### AIM OF THE EXERCISE
Where a line contains the word "Vier", copy that line.

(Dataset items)
## begin

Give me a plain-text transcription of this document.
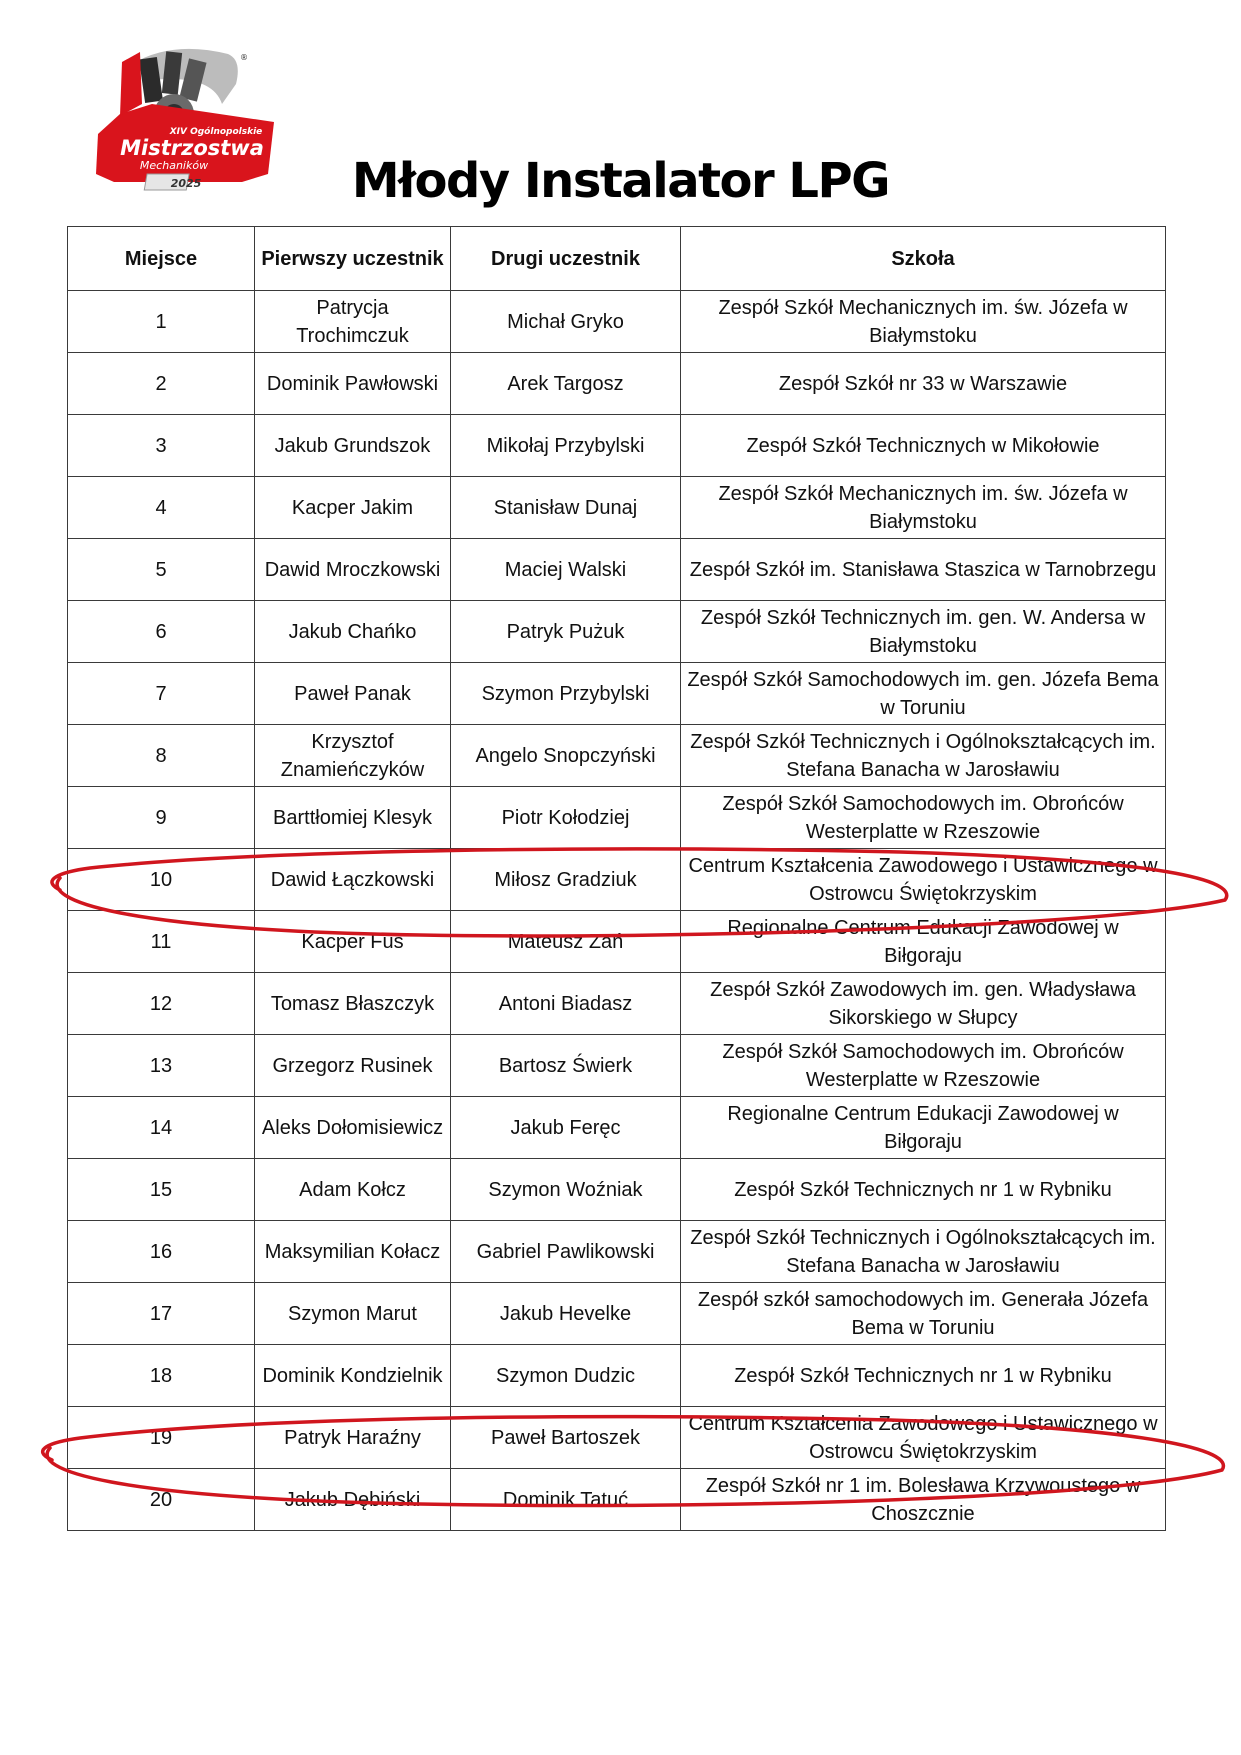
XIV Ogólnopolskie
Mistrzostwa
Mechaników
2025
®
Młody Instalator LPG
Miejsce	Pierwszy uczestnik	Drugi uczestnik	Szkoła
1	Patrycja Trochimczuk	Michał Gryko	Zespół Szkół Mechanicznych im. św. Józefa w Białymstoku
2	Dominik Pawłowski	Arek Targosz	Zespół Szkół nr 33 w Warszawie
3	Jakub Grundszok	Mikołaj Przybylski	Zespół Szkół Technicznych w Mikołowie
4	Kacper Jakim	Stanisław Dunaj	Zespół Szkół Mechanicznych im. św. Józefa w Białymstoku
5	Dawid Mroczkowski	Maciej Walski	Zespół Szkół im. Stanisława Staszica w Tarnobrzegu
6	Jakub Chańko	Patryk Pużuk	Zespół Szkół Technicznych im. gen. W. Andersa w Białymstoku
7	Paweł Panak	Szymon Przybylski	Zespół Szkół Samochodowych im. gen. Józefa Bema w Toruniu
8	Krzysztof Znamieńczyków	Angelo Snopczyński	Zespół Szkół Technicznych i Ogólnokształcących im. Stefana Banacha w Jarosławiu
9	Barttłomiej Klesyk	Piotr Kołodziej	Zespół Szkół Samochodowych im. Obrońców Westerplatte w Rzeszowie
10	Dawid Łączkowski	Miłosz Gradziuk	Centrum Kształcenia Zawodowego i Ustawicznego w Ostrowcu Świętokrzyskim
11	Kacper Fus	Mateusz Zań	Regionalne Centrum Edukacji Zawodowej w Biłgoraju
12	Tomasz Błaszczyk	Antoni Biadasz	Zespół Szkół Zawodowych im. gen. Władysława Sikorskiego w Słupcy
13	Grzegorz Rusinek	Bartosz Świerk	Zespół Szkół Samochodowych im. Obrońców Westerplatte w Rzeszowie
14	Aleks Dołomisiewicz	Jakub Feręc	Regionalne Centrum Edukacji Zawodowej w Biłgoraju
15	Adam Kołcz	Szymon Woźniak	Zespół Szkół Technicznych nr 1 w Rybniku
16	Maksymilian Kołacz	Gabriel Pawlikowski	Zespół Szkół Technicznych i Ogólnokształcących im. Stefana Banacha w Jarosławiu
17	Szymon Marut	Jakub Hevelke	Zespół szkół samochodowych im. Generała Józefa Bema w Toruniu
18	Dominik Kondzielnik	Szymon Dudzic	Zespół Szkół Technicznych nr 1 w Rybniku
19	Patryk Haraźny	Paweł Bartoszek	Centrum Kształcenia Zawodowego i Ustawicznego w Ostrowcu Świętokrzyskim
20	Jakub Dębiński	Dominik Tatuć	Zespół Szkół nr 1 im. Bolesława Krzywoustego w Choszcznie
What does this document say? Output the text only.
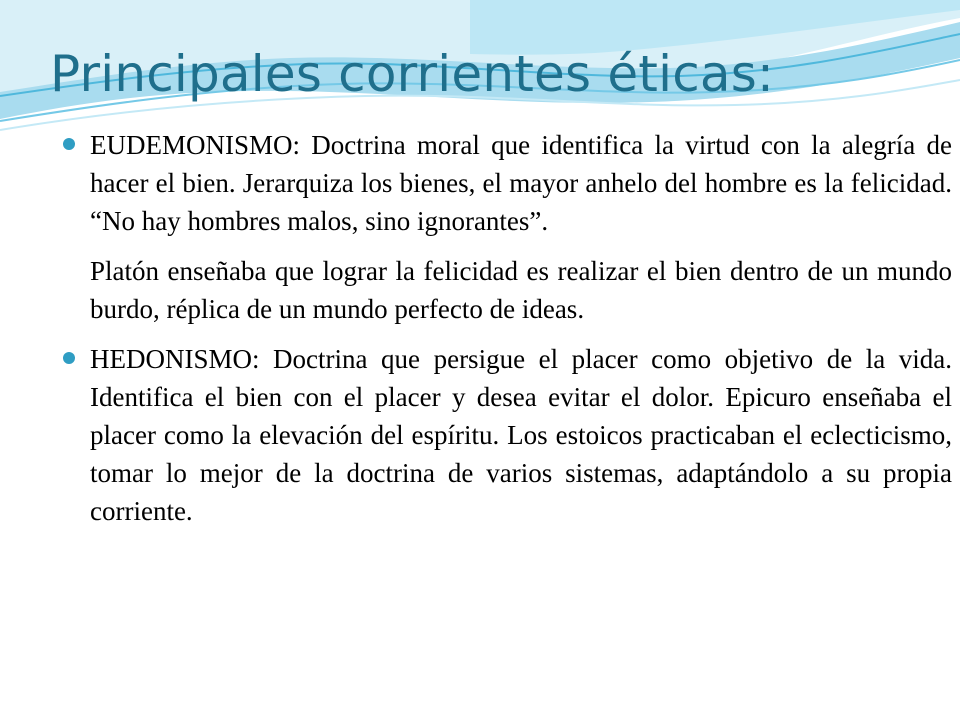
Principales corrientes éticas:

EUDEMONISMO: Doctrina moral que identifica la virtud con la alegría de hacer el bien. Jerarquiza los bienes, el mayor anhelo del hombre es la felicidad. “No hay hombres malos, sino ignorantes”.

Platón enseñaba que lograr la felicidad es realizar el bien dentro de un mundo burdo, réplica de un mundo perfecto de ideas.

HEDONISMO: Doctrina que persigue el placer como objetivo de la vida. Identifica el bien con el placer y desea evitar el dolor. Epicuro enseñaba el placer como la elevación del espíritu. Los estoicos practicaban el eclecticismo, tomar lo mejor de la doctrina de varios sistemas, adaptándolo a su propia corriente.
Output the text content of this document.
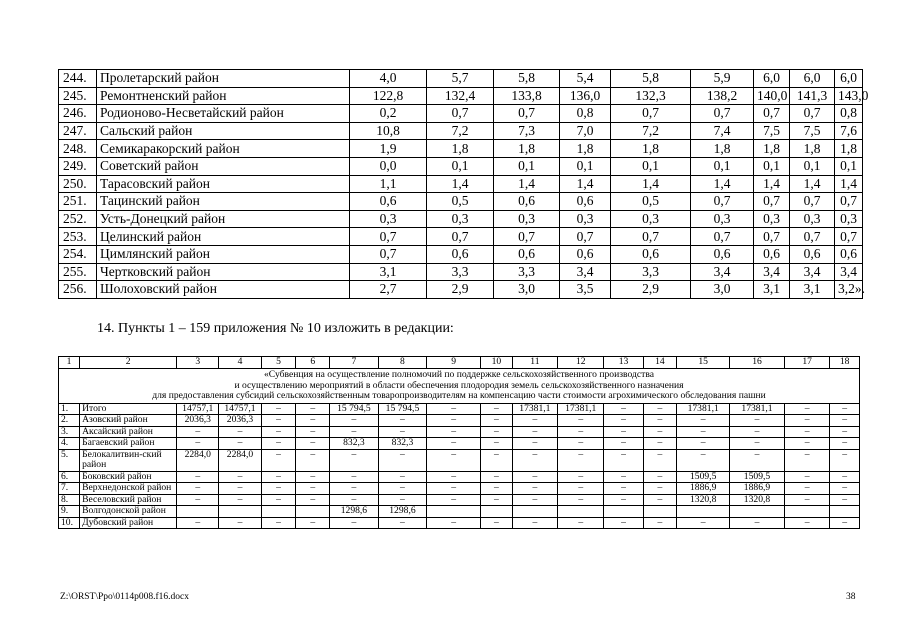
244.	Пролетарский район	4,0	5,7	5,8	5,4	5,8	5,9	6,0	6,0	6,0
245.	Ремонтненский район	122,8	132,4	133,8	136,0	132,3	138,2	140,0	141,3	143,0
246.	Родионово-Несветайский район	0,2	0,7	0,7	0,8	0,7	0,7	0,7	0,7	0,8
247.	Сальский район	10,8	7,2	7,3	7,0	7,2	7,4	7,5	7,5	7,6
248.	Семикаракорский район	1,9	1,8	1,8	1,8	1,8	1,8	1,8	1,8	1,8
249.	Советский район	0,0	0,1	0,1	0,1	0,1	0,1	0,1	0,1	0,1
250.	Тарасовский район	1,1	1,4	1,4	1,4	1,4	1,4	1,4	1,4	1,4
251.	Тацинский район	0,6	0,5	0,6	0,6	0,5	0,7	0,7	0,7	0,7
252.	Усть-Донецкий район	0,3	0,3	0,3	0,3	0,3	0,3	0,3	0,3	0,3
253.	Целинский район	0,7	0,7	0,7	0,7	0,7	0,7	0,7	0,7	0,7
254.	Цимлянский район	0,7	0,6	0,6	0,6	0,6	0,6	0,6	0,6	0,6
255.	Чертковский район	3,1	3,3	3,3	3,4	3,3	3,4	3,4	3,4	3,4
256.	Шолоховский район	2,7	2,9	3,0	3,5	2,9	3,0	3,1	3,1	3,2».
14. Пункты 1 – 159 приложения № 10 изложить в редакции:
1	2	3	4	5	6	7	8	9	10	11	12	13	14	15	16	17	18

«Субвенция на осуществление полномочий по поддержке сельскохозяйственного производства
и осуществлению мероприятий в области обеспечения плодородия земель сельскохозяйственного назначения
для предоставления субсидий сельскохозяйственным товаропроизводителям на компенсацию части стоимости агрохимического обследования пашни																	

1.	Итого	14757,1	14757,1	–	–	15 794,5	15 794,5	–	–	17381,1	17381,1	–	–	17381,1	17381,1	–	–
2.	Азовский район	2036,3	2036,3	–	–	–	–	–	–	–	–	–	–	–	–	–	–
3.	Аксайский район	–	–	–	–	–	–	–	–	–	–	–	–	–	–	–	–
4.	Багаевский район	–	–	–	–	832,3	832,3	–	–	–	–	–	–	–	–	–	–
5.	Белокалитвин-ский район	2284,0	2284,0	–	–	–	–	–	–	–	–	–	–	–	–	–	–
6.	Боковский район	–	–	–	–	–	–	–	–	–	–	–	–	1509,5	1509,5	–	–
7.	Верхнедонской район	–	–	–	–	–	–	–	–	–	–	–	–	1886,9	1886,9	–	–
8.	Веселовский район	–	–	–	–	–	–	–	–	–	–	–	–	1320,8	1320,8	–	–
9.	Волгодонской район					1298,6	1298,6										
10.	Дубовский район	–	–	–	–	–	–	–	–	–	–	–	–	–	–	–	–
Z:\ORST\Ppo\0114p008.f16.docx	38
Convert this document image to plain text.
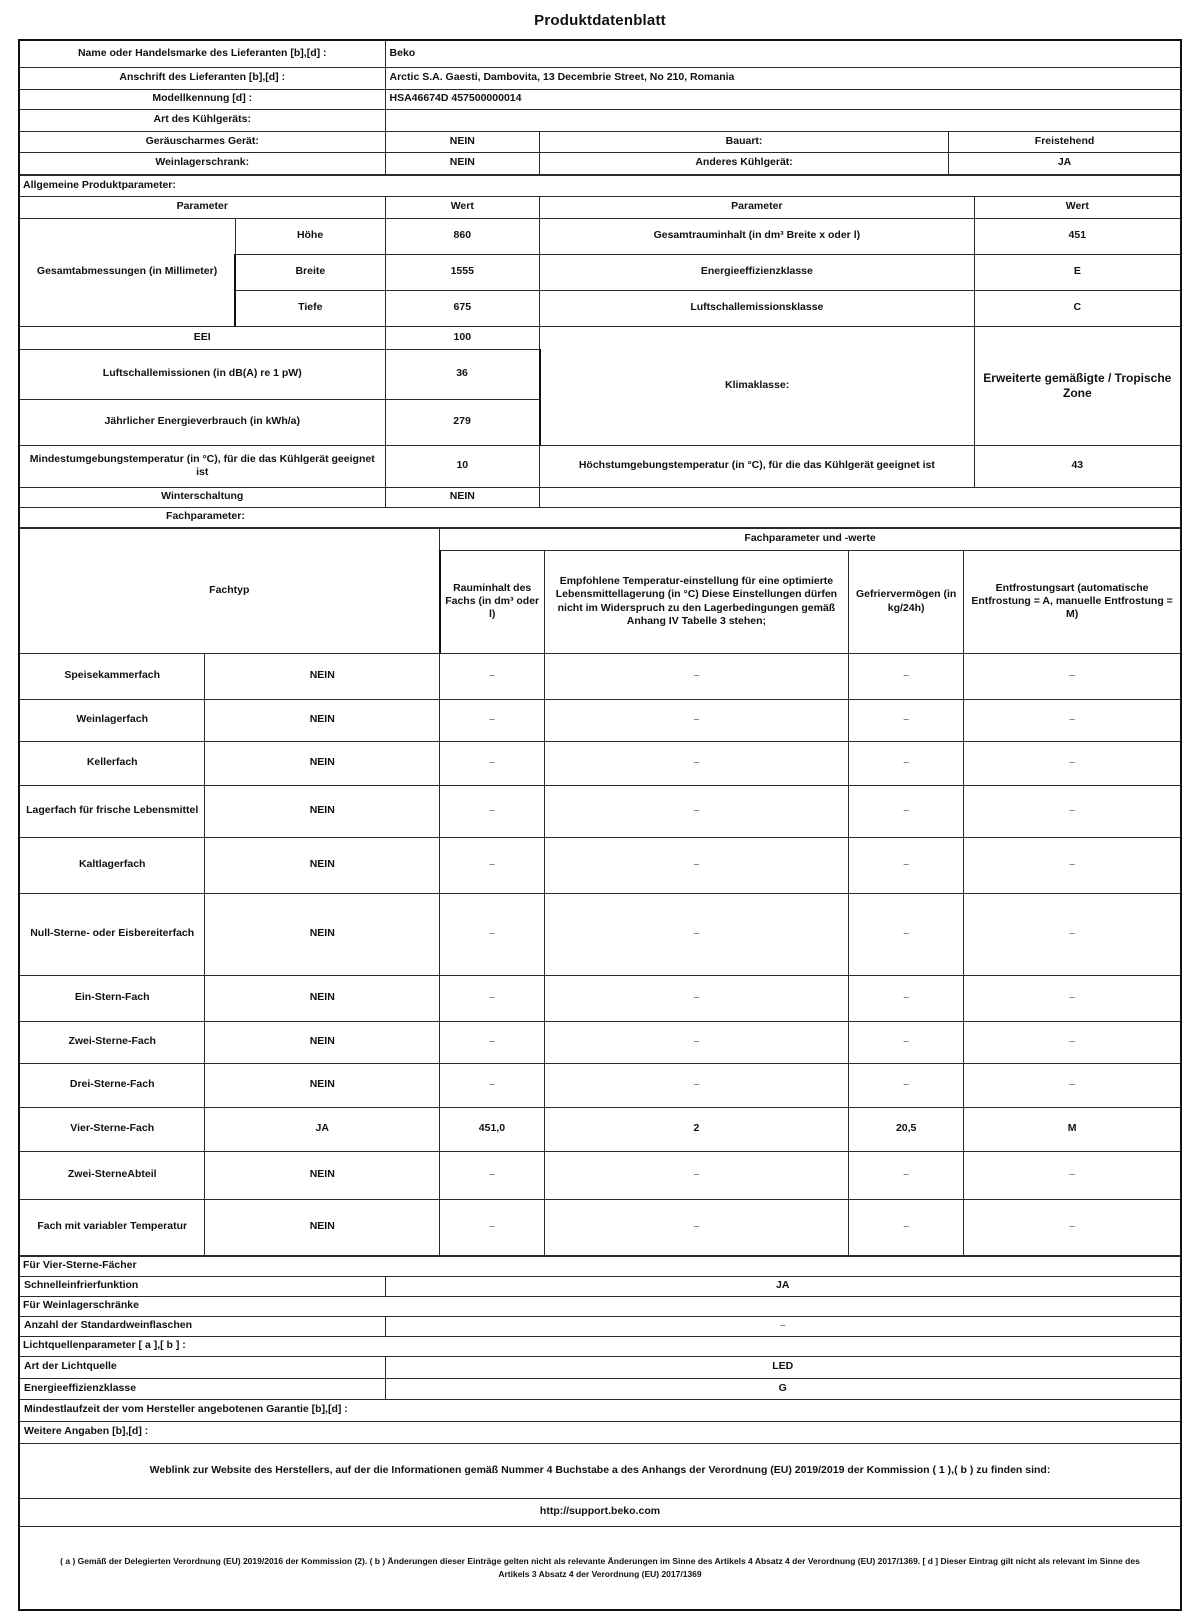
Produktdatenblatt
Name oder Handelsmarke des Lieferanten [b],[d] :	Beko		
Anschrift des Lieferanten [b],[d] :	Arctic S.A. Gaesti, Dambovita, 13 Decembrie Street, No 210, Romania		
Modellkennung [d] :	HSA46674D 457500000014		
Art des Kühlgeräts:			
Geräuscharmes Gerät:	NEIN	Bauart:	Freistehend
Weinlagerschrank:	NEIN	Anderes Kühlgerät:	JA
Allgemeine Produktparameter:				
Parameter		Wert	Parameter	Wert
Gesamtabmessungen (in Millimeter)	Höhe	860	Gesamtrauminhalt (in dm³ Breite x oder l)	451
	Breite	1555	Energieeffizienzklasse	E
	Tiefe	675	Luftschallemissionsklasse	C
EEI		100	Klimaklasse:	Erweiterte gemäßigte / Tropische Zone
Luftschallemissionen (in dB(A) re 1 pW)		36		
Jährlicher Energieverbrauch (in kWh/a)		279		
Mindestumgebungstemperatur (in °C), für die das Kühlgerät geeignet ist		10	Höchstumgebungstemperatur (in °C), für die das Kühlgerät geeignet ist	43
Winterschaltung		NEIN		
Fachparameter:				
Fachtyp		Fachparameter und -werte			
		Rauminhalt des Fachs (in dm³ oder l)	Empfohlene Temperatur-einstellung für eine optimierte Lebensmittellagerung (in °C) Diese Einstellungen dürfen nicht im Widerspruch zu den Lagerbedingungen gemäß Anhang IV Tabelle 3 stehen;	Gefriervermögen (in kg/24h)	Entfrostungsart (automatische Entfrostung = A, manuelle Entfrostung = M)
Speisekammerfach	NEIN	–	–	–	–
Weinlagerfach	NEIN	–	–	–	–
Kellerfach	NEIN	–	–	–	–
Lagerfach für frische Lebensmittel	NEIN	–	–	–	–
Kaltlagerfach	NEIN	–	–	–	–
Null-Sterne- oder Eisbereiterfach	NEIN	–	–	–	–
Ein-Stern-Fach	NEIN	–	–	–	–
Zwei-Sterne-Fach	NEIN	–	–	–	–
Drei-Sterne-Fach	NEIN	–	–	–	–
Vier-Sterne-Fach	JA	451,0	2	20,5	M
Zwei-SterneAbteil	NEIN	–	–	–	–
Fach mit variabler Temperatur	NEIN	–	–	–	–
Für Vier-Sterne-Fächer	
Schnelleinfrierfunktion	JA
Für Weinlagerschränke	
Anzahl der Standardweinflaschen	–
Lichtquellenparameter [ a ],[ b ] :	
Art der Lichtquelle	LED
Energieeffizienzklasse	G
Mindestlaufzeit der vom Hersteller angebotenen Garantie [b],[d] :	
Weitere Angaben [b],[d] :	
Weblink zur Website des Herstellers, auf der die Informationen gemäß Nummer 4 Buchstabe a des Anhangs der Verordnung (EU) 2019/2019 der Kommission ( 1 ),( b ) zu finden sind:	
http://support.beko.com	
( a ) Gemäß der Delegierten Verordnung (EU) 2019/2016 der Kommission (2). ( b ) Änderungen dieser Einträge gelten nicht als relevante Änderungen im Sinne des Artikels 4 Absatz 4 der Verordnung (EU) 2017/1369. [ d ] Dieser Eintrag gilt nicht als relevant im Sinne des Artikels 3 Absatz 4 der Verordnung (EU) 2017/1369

## end

### FULL OUTPUT
Vier-Sterne-Fach	JA	451,0	2	20,5	M
Für Vier-Sterne-Fächer	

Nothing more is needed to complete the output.